- **Prompt**: Set the data down again, exactly as it reads, but without the pictures.

- **Entries supplied**:
------

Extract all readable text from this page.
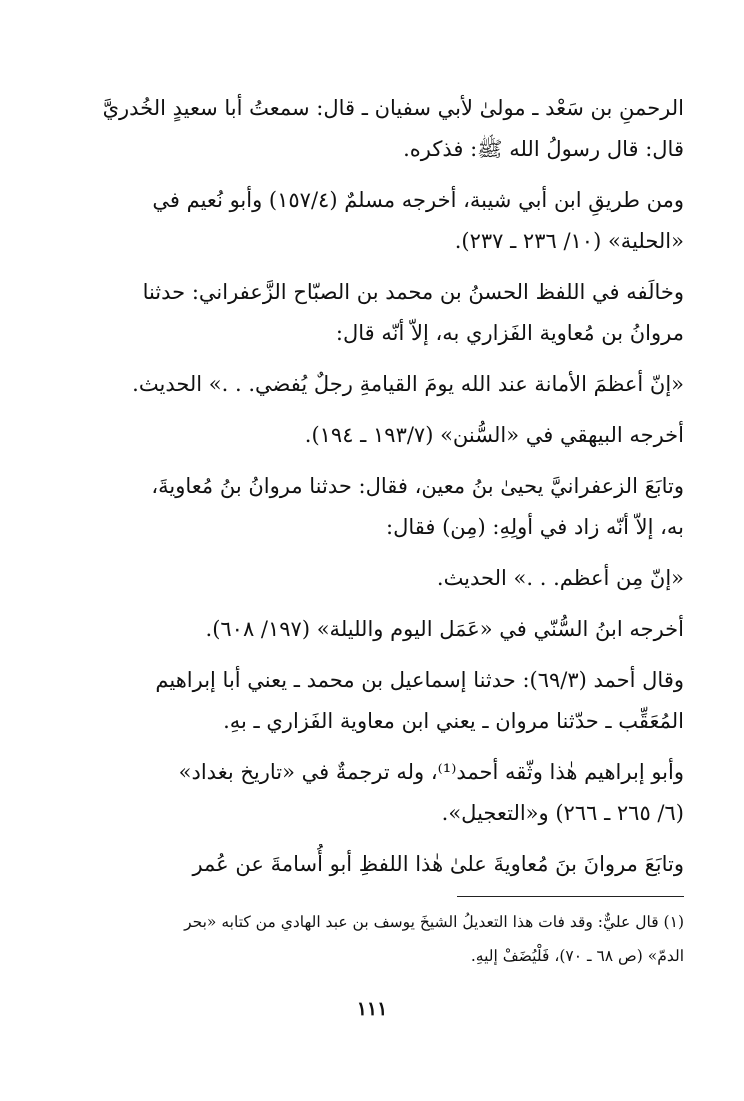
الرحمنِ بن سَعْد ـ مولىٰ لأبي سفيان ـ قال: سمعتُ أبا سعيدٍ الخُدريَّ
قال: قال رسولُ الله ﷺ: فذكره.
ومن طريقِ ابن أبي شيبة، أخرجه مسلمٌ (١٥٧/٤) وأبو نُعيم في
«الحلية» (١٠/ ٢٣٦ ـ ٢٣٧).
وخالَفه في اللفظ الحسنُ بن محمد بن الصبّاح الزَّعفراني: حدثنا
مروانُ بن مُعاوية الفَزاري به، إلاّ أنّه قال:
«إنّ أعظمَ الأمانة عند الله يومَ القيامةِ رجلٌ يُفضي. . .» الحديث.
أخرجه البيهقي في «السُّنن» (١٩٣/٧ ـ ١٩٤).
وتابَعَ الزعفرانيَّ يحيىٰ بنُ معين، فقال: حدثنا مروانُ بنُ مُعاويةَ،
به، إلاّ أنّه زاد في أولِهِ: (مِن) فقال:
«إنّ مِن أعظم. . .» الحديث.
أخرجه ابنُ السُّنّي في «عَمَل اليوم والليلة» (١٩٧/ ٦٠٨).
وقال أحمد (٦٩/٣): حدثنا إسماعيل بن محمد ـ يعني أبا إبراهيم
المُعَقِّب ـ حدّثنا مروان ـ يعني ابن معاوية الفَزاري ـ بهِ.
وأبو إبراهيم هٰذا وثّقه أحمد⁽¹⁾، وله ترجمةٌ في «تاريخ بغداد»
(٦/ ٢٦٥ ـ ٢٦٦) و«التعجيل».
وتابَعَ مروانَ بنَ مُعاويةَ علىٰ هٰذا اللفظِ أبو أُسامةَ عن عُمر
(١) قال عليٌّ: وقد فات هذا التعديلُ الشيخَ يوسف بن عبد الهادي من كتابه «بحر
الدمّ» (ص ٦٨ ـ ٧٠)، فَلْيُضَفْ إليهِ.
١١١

------

- **Written reply**:
Extract all readable text from this page.
الرحمنِ بن سَعْد ـ مولىٰ لأبي سفيان ـ قال: سمعتُ أبا سعيدٍ الخُدريَّ
قال: قال رسولُ الله ﷺ: فذكره.
ومن طريقِ ابن أبي شيبة، أخرجه مسلمٌ (١٥٧/٤) وأبو نُعيم في
«الحلية» (١٠/ ٢٣٦ ـ ٢٣٧).
وخالَفه في اللفظ الحسنُ بن محمد بن الصبّاح الزَّعفراني: حدثنا
مروانُ بن مُعاوية الفَزاري به، إلاّ أنّه قال:
«إنّ أعظمَ الأمانة عند الله يومَ القيامةِ رجلٌ يُفضي. . .» الحديث.
أخرجه البيهقي في «السُّنن» (١٩٣/٧ ـ ١٩٤).
وتابَعَ الزعفرانيَّ يحيىٰ بنُ معين، فقال: حدثنا مروانُ بنُ مُعاويةَ،
به، إلاّ أنّه زاد في أولِهِ: (مِن) فقال:
«إنّ مِن أعظم. . .» الحديث.
أخرجه ابنُ السُّنّي في «عَمَل اليوم والليلة» (١٩٧/ ٦٠٨).
وقال أحمد (٦٩/٣): حدثنا إسماعيل بن محمد ـ يعني أبا إبراهيم
المُعَقِّب ـ حدّثنا مروان ـ يعني ابن معاوية الفَزاري ـ بهِ.
وأبو إبراهيم هٰذا وثّقه أحمد⁽¹⁾، وله ترجمةٌ في «تاريخ بغداد»
(٦/ ٢٦٥ ـ ٢٦٦) و«التعجيل».
وتابَعَ مروانَ بنَ مُعاويةَ علىٰ هٰذا اللفظِ أبو أُسامةَ عن عُمر
(١) قال عليٌّ: وقد فات هذا التعديلُ الشيخَ يوسف بن عبد الهادي من كتابه «بحر
الدمّ» (ص ٦٨ ـ ٧٠)، فَلْيُضَفْ إليهِ.
١١١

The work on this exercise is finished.